= What the task requires =
Transcribe the full listing exactly, and drop every picture.

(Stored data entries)
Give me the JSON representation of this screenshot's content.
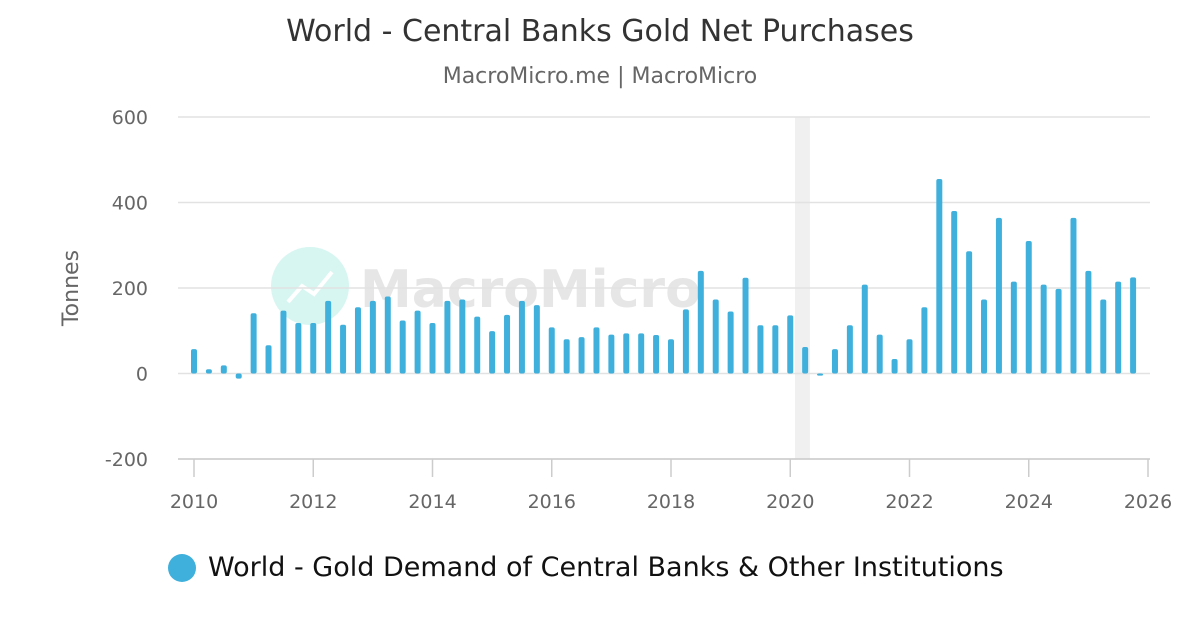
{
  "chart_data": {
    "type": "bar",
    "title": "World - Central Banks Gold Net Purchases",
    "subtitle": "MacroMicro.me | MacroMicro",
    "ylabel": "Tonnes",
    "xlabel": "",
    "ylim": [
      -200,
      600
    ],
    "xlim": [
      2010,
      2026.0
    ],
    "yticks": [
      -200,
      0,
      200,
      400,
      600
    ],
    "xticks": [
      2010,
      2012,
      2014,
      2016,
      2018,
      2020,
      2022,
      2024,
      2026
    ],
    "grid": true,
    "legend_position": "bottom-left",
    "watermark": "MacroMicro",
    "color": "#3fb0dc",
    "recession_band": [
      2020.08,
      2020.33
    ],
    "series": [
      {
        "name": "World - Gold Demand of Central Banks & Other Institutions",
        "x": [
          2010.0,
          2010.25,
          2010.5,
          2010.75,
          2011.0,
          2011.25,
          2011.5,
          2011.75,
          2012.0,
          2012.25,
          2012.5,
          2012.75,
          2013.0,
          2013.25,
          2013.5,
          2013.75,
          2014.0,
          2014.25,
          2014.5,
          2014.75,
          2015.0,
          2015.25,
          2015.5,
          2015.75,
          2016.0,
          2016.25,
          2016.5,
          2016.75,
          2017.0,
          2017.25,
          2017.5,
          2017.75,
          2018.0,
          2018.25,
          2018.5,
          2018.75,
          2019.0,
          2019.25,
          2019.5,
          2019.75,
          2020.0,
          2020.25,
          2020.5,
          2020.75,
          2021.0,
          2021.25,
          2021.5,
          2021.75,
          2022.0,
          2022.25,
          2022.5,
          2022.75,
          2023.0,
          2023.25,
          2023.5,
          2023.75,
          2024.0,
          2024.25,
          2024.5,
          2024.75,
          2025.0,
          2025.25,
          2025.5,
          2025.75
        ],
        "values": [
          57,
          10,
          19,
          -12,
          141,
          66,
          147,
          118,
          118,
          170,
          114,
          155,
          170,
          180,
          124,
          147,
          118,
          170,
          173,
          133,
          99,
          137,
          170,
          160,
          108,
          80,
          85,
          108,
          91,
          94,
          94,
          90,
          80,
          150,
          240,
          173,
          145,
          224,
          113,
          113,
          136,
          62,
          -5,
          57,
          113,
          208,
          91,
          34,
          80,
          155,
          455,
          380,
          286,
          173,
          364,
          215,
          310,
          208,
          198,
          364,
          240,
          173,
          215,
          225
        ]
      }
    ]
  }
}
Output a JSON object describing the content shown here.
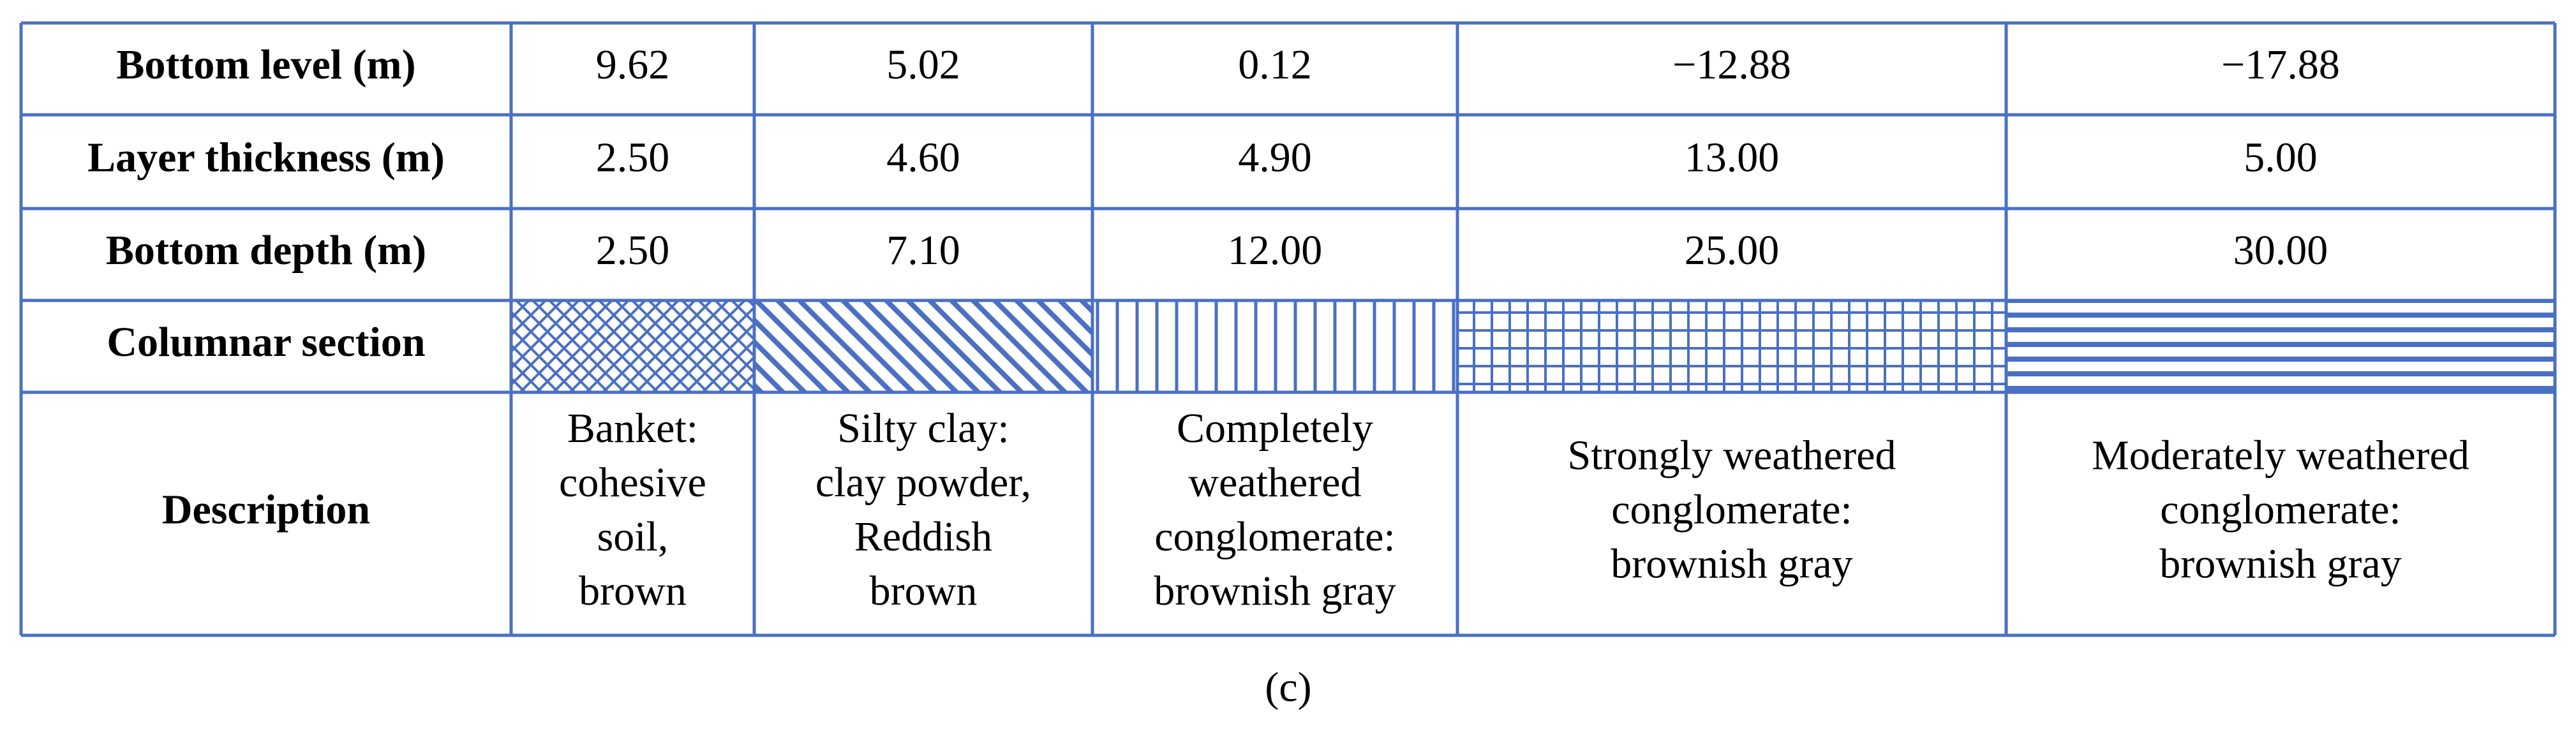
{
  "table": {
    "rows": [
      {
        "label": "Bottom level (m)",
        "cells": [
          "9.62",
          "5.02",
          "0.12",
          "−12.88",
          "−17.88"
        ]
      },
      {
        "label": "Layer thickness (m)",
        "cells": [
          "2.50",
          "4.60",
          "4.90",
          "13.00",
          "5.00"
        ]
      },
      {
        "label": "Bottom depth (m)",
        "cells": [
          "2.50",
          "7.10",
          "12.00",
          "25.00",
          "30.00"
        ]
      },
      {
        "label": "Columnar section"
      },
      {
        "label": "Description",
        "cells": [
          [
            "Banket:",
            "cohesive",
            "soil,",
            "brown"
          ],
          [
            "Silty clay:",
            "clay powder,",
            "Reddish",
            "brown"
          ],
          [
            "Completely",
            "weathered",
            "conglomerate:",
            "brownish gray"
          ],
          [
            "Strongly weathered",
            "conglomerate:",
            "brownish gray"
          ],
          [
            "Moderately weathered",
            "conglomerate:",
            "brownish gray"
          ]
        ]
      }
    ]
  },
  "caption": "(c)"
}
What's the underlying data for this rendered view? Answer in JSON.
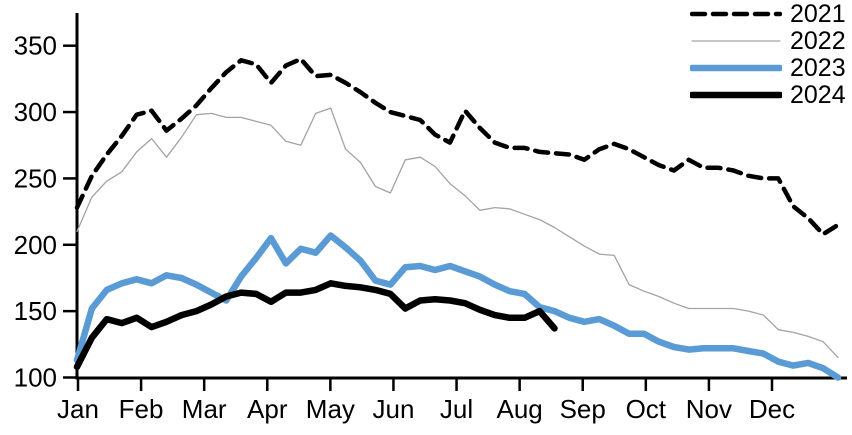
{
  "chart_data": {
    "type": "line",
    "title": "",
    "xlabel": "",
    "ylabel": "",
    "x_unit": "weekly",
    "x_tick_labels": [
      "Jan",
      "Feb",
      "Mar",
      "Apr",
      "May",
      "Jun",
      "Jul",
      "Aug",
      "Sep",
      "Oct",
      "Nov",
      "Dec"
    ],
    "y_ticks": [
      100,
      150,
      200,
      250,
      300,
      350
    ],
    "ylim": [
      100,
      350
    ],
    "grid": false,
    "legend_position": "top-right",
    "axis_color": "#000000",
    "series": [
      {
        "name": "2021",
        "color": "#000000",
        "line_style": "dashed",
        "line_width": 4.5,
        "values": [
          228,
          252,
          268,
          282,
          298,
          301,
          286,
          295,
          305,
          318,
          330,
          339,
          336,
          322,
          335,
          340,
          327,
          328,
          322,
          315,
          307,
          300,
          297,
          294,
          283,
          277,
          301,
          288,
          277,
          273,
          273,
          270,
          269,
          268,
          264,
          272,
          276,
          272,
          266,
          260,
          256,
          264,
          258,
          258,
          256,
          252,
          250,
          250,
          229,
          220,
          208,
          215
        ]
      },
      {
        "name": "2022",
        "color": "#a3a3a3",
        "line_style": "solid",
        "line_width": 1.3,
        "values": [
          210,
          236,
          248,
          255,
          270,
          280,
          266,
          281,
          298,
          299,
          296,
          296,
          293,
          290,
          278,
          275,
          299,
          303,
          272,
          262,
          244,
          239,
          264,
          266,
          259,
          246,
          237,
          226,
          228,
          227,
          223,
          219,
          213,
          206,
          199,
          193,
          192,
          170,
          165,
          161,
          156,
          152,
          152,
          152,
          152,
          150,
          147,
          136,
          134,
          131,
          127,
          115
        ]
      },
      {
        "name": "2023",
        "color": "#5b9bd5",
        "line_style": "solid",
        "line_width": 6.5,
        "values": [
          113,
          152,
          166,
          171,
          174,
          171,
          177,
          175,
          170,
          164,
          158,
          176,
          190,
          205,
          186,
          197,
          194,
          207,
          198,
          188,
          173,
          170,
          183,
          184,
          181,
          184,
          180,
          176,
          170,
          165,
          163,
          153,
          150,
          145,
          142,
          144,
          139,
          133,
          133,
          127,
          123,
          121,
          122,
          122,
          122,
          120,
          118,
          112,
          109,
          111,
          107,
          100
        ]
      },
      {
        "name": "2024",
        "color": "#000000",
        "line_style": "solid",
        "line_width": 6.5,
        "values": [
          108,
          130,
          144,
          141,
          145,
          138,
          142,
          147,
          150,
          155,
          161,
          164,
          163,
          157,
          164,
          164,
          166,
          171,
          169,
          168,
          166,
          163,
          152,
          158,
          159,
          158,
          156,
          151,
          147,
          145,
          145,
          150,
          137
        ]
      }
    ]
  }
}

= Task answer =
Give me the JSON representation of this screenshot's content.
{
  "chart_data": {
    "type": "bar",
    "title": "World - Central Banks Gold Net Purchases",
    "subtitle": "MacroMicro.me | MacroMicro",
    "ylabel": "Tonnes",
    "xlabel": "",
    "ylim": [
      -200,
      600
    ],
    "xlim": [
      2010,
      2026.0
    ],
    "yticks": [
      -200,
      0,
      200,
      400,
      600
    ],
    "xticks": [
      2010,
      2012,
      2014,
      2016,
      2018,
      2020,
      2022,
      2024,
      2026
    ],
    "grid": true,
    "legend_position": "bottom-left",
    "watermark": "MacroMicro",
    "color": "#3fb0dc",
    "recession_band": [
      2020.08,
      2020.33
    ],
    "series": [
      {
        "name": "World - Gold Demand of Central Banks & Other Institutions",
        "x": [
          2010.0,
          2010.25,
          2010.5,
          2010.75,
          2011.0,
          2011.25,
          2011.5,
          2011.75,
          2012.0,
          2012.25,
          2012.5,
          2012.75,
          2013.0,
          2013.25,
          2013.5,
          2013.75,
          2014.0,
          2014.25,
          2014.5,
          2014.75,
          2015.0,
          2015.25,
          2015.5,
          2015.75,
          2016.0,
          2016.25,
          2016.5,
          2016.75,
          2017.0,
          2017.25,
          2017.5,
          2017.75,
          2018.0,
          2018.25,
          2018.5,
          2018.75,
          2019.0,
          2019.25,
          2019.5,
          2019.75,
          2020.0,
          2020.25,
          2020.5,
          2020.75,
          2021.0,
          2021.25,
          2021.5,
          2021.75,
          2022.0,
          2022.25,
          2022.5,
          2022.75,
          2023.0,
          2023.25,
          2023.5,
          2023.75,
          2024.0,
          2024.25,
          2024.5,
          2024.75,
          2025.0,
          2025.25,
          2025.5,
          2025.75
        ],
        "values": [
          57,
          10,
          19,
          -12,
          141,
          66,
          147,
          118,
          118,
          170,
          114,
          155,
          170,
          180,
          124,
          147,
          118,
          170,
          173,
          133,
          99,
          137,
          170,
          160,
          108,
          80,
          85,
          108,
          91,
          94,
          94,
          90,
          80,
          150,
          240,
          173,
          145,
          224,
          113,
          113,
          136,
          62,
          -5,
          57,
          113,
          208,
          91,
          34,
          80,
          155,
          455,
          380,
          286,
          173,
          364,
          215,
          310,
          208,
          198,
          364,
          240,
          173,
          215,
          225
        ]
      }
    ]
  }
}
Output a JSON object describing the content shown here.
{
  "table": {
    "rows": [
      {
        "label": "Bottom level (m)",
        "cells": [
          "9.62",
          "5.02",
          "0.12",
          "−12.88",
          "−17.88"
        ]
      },
      {
        "label": "Layer thickness (m)",
        "cells": [
          "2.50",
          "4.60",
          "4.90",
          "13.00",
          "5.00"
        ]
      },
      {
        "label": "Bottom depth (m)",
        "cells": [
          "2.50",
          "7.10",
          "12.00",
          "25.00",
          "30.00"
        ]
      },
      {
        "label": "Columnar section"
      },
      {
        "label": "Description",
        "cells": [
          [
            "Banket:",
            "cohesive",
            "soil,",
            "brown"
          ],
          [
            "Silty clay:",
            "clay powder,",
            "Reddish",
            "brown"
          ],
          [
            "Completely",
            "weathered",
            "conglomerate:",
            "brownish gray"
          ],
          [
            "Strongly weathered",
            "conglomerate:",
            "brownish gray"
          ],
          [
            "Moderately weathered",
            "conglomerate:",
            "brownish gray"
          ]
        ]
      }
    ]
  },
  "caption": "(c)"
}
What's the underlying data for this rendered view? Answer in JSON.
{
  "chart_data": {
    "type": "line",
    "title": "",
    "xlabel": "",
    "ylabel": "",
    "x_unit": "weekly",
    "x_tick_labels": [
      "Jan",
      "Feb",
      "Mar",
      "Apr",
      "May",
      "Jun",
      "Jul",
      "Aug",
      "Sep",
      "Oct",
      "Nov",
      "Dec"
    ],
    "y_ticks": [
      100,
      150,
      200,
      250,
      300,
      350
    ],
    "ylim": [
      100,
      350
    ],
    "grid": false,
    "legend_position": "top-right",
    "axis_color": "#000000",
    "series": [
      {
        "name": "2021",
        "color": "#000000",
        "line_style": "dashed",
        "line_width": 4.5,
        "values": [
          228,
          252,
          268,
          282,
          298,
          301,
          286,
          295,
          305,
          318,
          330,
          339,
          336,
          322,
          335,
          340,
          327,
          328,
          322,
          315,
          307,
          300,
          297,
          294,
          283,
          277,
          301,
          288,
          277,
          273,
          273,
          270,
          269,
          268,
          264,
          272,
          276,
          272,
          266,
          260,
          256,
          264,
          258,
          258,
          256,
          252,
          250,
          250,
          229,
          220,
          208,
          215
        ]
      },
      {
        "name": "2022",
        "color": "#a3a3a3",
        "line_style": "solid",
        "line_width": 1.3,
        "values": [
          210,
          236,
          248,
          255,
          270,
          280,
          266,
          281,
          298,
          299,
          296,
          296,
          293,
          290,
          278,
          275,
          299,
          303,
          272,
          262,
          244,
          239,
          264,
          266,
          259,
          246,
          237,
          226,
          228,
          227,
          223,
          219,
          213,
          206,
          199,
          193,
          192,
          170,
          165,
          161,
          156,
          152,
          152,
          152,
          152,
          150,
          147,
          136,
          134,
          131,
          127,
          115
        ]
      },
      {
        "name": "2023",
        "color": "#5b9bd5",
        "line_style": "solid",
        "line_width": 6.5,
        "values": [
          113,
          152,
          166,
          171,
          174,
          171,
          177,
          175,
          170,
          164,
          158,
          176,
          190,
          205,
          186,
          197,
          194,
          207,
          198,
          188,
          173,
          170,
          183,
          184,
          181,
          184,
          180,
          176,
          170,
          165,
          163,
          153,
          150,
          145,
          142,
          144,
          139,
          133,
          133,
          127,
          123,
          121,
          122,
          122,
          122,
          120,
          118,
          112,
          109,
          111,
          107,
          100
        ]
      },
      {
        "name": "2024",
        "color": "#000000",
        "line_style": "solid",
        "line_width": 6.5,
        "values": [
          108,
          130,
          144,
          141,
          145,
          138,
          142,
          147,
          150,
          155,
          161,
          164,
          163,
          157,
          164,
          164,
          166,
          171,
          169,
          168,
          166,
          163,
          152,
          158,
          159,
          158,
          156,
          151,
          147,
          145,
          145,
          150,
          137
        ]
      }
    ]
  }
}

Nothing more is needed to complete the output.